[Raw records]
# # # # #

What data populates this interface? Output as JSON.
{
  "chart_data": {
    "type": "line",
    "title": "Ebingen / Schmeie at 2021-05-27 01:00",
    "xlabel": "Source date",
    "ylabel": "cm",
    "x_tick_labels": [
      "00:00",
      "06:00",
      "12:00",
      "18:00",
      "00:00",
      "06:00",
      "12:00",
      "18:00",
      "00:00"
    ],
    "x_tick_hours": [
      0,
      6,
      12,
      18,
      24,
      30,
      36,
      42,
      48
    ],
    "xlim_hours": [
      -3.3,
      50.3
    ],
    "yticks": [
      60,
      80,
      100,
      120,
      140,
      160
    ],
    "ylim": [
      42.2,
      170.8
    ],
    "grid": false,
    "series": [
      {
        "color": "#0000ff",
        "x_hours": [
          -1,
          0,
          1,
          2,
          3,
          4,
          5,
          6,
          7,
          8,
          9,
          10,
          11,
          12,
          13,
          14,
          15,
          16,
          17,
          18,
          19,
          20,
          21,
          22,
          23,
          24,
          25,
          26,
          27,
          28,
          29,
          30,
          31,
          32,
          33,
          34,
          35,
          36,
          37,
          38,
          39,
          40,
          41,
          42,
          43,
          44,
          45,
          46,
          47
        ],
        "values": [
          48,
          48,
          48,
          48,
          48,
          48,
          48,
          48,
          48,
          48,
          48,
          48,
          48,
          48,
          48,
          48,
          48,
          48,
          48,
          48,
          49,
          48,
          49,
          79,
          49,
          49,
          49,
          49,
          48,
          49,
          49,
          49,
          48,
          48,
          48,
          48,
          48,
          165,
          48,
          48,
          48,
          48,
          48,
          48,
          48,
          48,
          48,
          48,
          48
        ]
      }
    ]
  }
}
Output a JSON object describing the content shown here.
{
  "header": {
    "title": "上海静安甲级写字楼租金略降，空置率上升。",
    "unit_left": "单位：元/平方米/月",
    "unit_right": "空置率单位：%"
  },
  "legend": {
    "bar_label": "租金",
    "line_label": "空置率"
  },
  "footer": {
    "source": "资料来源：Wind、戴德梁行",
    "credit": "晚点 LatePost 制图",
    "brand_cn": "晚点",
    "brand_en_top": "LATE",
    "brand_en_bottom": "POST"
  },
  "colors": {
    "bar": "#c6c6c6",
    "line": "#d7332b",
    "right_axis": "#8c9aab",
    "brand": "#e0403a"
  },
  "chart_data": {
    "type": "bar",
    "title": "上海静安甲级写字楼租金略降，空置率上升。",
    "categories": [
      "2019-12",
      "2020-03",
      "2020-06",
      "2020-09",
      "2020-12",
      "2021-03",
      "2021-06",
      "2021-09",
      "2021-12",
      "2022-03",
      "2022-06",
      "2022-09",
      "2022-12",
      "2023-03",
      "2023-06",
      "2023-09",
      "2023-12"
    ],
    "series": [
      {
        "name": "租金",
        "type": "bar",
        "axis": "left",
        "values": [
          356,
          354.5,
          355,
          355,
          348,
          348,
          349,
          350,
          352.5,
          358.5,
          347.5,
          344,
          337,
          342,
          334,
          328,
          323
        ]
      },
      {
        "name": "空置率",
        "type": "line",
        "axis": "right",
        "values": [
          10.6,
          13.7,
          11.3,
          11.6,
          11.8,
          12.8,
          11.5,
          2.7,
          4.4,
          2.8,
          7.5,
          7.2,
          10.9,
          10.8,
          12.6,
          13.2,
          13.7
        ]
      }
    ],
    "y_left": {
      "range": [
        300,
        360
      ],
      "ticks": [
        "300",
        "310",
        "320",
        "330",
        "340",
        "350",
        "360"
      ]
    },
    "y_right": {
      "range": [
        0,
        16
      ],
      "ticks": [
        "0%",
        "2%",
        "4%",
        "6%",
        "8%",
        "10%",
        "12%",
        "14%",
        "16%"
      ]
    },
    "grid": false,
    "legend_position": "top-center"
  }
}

# # # # #

[Aim of the task]
From the entries above, copy out every line where the string "type" appears.

[Response for this exercise]
    "type": "line",
    "type": "bar",
        "type": "bar",
        "type": "line",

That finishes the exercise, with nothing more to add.